• **WHAT TO DO**
Copy every line that holds "name".

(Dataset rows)
----
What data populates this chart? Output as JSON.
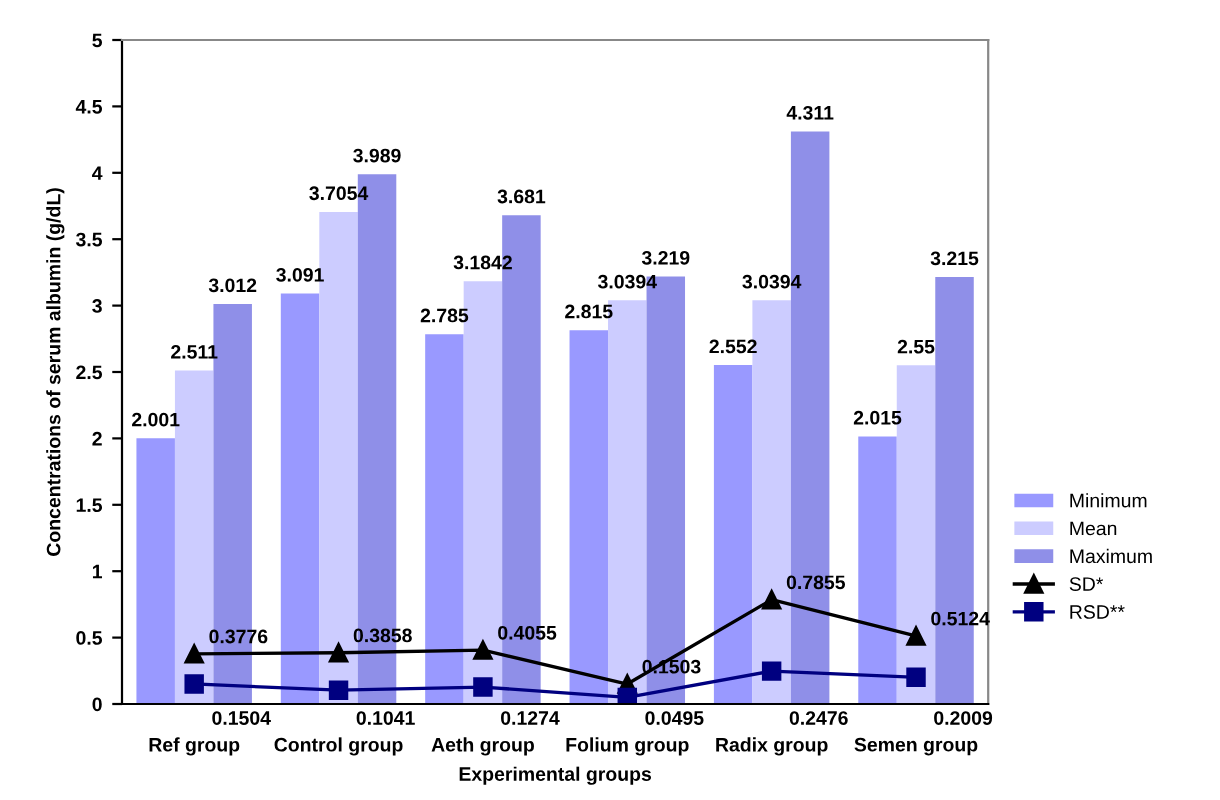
{
  "chart_data": {
    "type": "bar",
    "xlabel": "Experimental groups",
    "ylabel": "Concentrations of serum albumin (g/dL)",
    "categories": [
      "Ref group",
      "Control group",
      "Aeth group",
      "Folium group",
      "Radix group",
      "Semen group"
    ],
    "series": [
      {
        "name": "Minimum",
        "color": "#9999ff",
        "values": [
          2.001,
          3.091,
          2.785,
          2.815,
          2.552,
          2.015
        ]
      },
      {
        "name": "Mean",
        "color": "#ccccff",
        "values": [
          2.511,
          3.7054,
          3.1842,
          3.0394,
          3.0394,
          2.55
        ]
      },
      {
        "name": "Maximum",
        "color": "#8f8fe8",
        "values": [
          3.012,
          3.989,
          3.681,
          3.219,
          4.311,
          3.215
        ]
      },
      {
        "name": "SD*",
        "type": "line",
        "color": "#000000",
        "marker": "triangle",
        "values": [
          0.3776,
          0.3858,
          0.4055,
          0.1503,
          0.7855,
          0.5124
        ]
      },
      {
        "name": "RSD**",
        "type": "line",
        "color": "#000080",
        "marker": "square",
        "values": [
          0.1504,
          0.1041,
          0.1274,
          0.0495,
          0.2476,
          0.2009
        ]
      }
    ],
    "ylim": [
      0,
      5
    ],
    "yticks": [
      0,
      0.5,
      1,
      1.5,
      2,
      2.5,
      3,
      3.5,
      4,
      4.5,
      5
    ],
    "data_labels": true,
    "grid": false,
    "legend": "right"
  }
}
----
• **RESULT OF THIS EXERCISE**
        "name": "Minimum",
        "name": "Mean",
        "name": "Maximum",
        "name": "SD*",
        "name": "RSD**",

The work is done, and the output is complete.